● GIVEN RECORDS
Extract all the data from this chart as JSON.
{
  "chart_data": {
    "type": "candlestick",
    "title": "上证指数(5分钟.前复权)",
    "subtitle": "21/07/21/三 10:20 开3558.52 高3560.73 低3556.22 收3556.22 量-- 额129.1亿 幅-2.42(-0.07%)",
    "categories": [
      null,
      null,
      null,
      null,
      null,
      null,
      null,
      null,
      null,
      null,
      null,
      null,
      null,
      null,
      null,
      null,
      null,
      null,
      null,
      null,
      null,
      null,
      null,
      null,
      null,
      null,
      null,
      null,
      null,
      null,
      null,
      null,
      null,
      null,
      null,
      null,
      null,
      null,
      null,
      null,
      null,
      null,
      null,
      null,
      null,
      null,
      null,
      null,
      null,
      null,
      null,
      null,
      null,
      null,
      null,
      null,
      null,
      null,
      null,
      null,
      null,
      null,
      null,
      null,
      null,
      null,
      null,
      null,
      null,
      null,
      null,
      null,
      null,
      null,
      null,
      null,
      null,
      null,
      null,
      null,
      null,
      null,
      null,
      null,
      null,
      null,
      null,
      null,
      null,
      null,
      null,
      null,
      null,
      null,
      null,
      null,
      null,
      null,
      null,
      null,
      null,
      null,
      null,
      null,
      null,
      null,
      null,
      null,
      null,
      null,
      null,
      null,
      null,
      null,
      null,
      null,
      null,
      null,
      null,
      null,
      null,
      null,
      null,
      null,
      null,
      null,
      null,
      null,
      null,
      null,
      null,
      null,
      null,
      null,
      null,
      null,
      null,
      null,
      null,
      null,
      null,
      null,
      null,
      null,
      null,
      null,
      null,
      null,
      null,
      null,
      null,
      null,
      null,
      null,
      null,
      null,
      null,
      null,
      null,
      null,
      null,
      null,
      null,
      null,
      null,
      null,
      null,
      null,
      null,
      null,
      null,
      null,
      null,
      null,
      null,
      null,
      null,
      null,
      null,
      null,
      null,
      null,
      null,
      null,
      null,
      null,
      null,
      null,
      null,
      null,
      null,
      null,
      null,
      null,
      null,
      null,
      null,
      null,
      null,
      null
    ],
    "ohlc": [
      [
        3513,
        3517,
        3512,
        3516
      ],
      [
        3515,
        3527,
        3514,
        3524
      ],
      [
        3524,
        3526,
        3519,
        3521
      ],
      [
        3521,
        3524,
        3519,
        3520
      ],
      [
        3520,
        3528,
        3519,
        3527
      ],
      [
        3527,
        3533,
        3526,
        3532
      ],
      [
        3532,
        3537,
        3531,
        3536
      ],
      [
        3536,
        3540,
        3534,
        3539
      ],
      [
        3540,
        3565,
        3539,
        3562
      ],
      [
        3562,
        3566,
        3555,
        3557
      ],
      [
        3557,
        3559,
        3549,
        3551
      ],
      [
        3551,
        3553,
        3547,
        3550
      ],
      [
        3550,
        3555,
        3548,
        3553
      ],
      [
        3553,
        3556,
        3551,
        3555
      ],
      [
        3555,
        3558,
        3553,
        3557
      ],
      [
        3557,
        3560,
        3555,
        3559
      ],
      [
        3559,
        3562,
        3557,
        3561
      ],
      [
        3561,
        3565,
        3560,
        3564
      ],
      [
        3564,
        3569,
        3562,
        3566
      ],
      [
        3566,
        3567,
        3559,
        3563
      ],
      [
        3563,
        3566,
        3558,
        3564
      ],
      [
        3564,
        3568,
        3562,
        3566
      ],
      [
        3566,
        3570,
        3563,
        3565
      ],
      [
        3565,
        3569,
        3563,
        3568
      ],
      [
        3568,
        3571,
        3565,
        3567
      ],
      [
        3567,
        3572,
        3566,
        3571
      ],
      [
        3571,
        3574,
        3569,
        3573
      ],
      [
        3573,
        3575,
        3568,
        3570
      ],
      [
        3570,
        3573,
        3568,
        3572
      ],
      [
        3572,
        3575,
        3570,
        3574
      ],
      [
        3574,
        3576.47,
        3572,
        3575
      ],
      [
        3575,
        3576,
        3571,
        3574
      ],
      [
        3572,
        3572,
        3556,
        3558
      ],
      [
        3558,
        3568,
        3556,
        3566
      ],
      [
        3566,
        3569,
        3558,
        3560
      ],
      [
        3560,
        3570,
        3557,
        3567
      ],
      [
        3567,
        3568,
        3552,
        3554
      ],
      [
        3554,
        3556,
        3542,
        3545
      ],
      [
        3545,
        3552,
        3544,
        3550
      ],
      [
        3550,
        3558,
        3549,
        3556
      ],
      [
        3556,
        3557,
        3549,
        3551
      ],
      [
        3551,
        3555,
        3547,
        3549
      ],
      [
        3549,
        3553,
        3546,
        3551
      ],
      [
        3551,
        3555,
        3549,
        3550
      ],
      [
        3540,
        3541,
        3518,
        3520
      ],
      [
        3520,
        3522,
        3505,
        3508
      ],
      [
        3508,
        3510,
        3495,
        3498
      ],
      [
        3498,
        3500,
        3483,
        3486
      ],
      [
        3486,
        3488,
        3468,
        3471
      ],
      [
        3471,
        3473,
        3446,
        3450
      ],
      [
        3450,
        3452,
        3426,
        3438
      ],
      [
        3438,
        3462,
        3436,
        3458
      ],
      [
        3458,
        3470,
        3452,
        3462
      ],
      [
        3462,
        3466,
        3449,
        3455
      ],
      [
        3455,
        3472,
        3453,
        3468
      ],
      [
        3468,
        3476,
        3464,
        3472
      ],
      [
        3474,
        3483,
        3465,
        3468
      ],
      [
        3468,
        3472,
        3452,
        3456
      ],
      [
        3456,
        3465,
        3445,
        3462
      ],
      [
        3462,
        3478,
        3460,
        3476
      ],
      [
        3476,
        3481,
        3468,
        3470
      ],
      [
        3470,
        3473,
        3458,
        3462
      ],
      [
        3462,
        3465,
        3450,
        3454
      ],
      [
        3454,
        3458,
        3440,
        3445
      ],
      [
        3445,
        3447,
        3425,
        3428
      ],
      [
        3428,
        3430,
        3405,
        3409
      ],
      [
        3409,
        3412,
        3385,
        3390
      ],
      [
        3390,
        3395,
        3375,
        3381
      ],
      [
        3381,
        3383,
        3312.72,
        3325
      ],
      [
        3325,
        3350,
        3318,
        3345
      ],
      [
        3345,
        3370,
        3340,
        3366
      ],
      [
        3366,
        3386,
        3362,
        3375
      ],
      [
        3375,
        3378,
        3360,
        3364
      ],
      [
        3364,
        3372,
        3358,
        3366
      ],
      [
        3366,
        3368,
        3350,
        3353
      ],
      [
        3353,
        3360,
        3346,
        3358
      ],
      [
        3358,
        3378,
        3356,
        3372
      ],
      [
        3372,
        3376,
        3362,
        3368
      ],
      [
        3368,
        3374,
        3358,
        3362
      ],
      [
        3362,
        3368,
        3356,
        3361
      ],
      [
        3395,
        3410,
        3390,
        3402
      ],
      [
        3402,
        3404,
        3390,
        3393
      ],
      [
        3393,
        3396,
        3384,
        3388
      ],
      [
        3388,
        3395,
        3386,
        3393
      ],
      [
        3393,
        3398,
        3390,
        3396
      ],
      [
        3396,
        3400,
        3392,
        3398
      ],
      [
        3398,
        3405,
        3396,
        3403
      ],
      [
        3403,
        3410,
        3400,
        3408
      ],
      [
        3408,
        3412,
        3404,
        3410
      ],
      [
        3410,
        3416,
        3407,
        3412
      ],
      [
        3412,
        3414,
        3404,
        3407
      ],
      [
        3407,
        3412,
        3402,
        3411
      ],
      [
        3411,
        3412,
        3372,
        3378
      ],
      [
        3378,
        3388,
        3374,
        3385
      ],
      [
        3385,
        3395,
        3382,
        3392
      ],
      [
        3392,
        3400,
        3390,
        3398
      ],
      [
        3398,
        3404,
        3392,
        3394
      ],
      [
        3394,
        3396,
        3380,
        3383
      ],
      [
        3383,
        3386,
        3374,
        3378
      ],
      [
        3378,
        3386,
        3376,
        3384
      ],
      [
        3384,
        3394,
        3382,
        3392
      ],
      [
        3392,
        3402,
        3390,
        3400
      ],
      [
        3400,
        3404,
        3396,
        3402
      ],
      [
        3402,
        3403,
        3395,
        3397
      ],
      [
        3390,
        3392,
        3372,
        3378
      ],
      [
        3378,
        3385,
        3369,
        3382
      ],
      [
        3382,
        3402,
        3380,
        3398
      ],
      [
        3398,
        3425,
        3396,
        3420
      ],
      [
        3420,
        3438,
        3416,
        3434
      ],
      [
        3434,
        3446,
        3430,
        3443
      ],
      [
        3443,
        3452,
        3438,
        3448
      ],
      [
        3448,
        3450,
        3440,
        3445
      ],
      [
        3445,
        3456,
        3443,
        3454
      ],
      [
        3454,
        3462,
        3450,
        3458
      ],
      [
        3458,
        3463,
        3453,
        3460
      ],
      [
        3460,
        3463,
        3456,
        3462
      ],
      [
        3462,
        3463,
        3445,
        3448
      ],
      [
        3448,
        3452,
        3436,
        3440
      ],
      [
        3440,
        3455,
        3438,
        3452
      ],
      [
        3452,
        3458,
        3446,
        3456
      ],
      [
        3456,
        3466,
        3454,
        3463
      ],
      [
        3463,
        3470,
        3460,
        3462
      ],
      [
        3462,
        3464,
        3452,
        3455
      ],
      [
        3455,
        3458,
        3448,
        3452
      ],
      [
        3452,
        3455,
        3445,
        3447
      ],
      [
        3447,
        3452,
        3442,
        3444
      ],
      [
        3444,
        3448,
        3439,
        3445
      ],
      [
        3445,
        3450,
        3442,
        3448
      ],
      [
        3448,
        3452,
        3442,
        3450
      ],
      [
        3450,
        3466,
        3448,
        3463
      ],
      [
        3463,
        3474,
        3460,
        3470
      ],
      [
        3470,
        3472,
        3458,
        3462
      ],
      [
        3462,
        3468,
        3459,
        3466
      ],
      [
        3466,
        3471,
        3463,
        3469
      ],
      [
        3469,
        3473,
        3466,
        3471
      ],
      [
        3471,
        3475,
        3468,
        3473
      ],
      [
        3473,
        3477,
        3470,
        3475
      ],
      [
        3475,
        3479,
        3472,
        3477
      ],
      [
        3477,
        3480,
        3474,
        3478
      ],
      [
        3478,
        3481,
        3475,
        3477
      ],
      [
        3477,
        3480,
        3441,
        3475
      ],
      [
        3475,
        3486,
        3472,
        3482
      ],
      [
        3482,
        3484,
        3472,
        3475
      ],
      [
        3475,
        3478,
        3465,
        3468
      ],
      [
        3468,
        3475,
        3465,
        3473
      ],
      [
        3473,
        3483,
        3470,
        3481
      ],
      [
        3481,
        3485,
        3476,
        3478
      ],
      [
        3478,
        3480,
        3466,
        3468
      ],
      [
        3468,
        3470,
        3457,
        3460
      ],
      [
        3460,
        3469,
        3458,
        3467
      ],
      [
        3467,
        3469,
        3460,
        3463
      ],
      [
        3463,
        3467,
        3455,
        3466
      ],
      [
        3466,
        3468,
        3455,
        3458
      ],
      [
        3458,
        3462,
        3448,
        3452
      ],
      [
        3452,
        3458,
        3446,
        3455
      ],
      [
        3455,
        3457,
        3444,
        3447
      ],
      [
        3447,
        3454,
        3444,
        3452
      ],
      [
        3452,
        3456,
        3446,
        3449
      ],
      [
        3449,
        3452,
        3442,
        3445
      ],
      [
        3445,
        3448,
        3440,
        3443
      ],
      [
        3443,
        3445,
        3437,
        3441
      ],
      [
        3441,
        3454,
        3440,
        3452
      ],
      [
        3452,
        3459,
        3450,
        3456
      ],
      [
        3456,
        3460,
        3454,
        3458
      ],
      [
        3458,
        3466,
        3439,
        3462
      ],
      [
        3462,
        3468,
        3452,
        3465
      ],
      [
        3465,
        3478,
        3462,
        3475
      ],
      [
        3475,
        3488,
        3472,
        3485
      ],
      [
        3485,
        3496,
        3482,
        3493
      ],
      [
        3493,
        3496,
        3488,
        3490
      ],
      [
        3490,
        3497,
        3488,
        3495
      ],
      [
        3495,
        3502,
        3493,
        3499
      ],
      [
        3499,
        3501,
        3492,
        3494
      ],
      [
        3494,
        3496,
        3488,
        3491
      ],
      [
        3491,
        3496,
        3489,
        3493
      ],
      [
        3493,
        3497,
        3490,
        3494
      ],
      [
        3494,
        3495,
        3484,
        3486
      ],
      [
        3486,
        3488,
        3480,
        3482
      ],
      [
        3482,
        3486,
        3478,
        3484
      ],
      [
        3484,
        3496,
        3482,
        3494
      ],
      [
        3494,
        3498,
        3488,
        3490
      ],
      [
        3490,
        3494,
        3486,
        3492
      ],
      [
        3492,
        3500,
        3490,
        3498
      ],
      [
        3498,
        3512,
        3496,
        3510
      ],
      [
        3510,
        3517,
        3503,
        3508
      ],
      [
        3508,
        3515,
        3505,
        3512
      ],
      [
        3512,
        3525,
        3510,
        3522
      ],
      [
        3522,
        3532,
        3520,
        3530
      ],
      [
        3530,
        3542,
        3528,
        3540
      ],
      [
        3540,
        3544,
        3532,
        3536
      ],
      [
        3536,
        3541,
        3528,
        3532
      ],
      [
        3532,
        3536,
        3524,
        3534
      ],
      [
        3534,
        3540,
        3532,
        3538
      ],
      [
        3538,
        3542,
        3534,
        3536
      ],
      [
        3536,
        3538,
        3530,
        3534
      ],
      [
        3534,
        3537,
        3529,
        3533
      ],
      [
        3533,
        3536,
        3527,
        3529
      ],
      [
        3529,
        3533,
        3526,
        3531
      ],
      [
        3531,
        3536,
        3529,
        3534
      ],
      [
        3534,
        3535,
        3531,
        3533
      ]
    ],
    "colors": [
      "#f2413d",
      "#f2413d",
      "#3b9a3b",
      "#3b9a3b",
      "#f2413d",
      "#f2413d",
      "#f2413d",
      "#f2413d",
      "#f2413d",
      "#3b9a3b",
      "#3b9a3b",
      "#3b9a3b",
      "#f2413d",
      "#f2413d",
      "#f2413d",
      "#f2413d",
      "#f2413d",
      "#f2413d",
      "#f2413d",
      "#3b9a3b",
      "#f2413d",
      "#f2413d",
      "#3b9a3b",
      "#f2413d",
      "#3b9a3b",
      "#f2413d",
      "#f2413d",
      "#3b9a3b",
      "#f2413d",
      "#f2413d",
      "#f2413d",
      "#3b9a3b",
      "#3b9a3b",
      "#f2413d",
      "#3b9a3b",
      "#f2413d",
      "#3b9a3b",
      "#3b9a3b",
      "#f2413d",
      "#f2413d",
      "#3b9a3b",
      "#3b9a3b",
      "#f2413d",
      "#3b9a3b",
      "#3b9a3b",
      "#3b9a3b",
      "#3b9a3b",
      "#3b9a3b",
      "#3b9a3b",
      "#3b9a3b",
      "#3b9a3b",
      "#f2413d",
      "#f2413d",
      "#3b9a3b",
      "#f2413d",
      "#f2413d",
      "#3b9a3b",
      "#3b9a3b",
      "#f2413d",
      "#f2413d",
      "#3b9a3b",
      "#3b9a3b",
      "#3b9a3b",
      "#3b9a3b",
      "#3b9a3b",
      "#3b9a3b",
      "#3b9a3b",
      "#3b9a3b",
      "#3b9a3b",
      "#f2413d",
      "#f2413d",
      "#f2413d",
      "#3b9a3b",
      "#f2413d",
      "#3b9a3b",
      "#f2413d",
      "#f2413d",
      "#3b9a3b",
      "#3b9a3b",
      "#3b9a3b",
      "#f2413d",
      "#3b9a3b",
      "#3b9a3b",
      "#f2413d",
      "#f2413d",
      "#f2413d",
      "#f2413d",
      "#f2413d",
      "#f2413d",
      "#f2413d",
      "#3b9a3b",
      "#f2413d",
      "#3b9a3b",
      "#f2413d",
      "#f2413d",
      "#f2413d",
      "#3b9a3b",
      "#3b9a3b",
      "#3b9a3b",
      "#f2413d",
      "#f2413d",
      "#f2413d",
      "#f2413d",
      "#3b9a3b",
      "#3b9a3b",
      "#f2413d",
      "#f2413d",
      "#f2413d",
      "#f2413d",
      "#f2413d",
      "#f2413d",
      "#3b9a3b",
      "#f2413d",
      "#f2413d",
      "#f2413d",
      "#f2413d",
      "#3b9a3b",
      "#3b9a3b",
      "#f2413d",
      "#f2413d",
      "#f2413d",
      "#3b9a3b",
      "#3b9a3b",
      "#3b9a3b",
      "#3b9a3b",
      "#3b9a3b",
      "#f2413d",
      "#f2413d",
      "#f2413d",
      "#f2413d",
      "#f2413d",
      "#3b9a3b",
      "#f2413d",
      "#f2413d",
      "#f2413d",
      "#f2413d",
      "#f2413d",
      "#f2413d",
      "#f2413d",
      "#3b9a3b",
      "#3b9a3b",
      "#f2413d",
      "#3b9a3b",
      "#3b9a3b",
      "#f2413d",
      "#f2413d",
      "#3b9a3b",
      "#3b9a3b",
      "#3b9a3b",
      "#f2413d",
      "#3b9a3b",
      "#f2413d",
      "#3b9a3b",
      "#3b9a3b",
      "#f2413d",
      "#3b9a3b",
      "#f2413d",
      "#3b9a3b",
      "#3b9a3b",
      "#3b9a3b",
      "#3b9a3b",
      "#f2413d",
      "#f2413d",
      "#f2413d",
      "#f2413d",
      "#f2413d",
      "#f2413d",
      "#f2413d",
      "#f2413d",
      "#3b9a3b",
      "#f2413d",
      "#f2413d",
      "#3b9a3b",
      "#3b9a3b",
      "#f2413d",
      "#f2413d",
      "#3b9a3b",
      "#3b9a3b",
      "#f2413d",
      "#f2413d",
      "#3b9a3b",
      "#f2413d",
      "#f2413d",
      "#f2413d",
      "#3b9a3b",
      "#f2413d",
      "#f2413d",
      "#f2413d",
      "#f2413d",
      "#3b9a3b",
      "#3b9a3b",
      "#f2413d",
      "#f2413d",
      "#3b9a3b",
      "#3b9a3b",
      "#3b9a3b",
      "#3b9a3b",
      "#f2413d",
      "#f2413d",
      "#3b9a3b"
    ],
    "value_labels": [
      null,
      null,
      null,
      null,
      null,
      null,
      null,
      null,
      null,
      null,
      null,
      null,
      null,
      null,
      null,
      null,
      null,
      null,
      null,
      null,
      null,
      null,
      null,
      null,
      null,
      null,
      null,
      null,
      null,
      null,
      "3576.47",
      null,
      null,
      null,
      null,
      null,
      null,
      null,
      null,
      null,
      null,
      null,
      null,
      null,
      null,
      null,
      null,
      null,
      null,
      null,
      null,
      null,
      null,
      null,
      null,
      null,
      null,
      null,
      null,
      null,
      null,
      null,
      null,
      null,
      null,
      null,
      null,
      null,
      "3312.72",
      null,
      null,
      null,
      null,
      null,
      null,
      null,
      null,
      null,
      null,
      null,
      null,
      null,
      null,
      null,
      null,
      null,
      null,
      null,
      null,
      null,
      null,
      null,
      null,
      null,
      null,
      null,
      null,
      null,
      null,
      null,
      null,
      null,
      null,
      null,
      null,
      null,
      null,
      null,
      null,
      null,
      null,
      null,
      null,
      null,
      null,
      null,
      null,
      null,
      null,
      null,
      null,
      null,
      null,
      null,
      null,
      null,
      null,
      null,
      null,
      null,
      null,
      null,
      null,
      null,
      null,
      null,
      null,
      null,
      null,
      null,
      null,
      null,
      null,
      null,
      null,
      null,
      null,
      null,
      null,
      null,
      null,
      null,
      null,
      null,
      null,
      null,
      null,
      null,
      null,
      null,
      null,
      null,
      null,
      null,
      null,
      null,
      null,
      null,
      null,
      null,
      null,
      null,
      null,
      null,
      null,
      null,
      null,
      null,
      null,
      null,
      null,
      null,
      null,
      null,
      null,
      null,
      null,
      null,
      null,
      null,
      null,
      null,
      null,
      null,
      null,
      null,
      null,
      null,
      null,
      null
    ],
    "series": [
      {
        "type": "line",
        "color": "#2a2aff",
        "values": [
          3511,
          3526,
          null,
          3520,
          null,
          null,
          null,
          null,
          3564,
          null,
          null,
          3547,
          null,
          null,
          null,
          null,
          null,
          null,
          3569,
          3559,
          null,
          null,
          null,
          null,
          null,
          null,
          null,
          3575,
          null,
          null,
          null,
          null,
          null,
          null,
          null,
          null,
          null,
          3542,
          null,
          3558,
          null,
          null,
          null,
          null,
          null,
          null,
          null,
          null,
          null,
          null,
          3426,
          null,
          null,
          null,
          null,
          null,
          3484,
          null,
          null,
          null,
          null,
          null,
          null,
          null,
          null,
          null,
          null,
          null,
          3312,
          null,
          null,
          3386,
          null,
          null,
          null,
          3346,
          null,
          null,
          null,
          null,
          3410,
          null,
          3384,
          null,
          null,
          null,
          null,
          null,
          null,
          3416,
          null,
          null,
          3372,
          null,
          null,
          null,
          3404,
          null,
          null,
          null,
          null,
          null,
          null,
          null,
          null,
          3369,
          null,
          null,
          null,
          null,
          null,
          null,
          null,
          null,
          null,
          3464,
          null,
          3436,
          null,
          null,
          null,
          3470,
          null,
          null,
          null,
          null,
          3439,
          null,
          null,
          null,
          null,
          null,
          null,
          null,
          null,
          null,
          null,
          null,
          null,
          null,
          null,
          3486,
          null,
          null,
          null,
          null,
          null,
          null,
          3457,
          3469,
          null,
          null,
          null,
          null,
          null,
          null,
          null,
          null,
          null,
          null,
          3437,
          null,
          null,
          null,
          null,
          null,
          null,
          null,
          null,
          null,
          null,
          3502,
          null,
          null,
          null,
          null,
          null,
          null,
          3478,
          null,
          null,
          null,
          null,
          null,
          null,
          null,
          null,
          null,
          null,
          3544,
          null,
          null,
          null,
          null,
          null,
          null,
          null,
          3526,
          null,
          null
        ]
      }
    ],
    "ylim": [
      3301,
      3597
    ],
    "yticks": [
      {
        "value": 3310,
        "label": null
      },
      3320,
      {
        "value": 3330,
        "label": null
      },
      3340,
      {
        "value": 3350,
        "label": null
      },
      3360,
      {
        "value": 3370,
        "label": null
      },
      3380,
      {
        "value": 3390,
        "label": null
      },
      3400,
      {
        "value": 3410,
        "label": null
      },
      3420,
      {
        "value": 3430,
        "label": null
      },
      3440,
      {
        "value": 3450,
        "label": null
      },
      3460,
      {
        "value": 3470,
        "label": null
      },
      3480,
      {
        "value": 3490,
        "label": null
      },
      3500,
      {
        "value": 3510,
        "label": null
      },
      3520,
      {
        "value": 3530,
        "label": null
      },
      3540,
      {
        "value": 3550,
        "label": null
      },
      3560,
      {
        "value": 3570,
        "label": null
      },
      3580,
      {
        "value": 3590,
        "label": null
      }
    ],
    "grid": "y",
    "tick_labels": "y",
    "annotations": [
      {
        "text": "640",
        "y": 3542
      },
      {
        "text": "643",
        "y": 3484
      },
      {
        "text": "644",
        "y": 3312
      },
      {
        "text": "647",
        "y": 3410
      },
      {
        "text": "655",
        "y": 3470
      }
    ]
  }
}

● TASK TO CARRY OUT
Gather all lines where the word "text" appears.

● RESULT OF THIS EXERCISE
        "text": "640",
        "text": "643",
        "text": "644",
        "text": "647",
        "text": "655",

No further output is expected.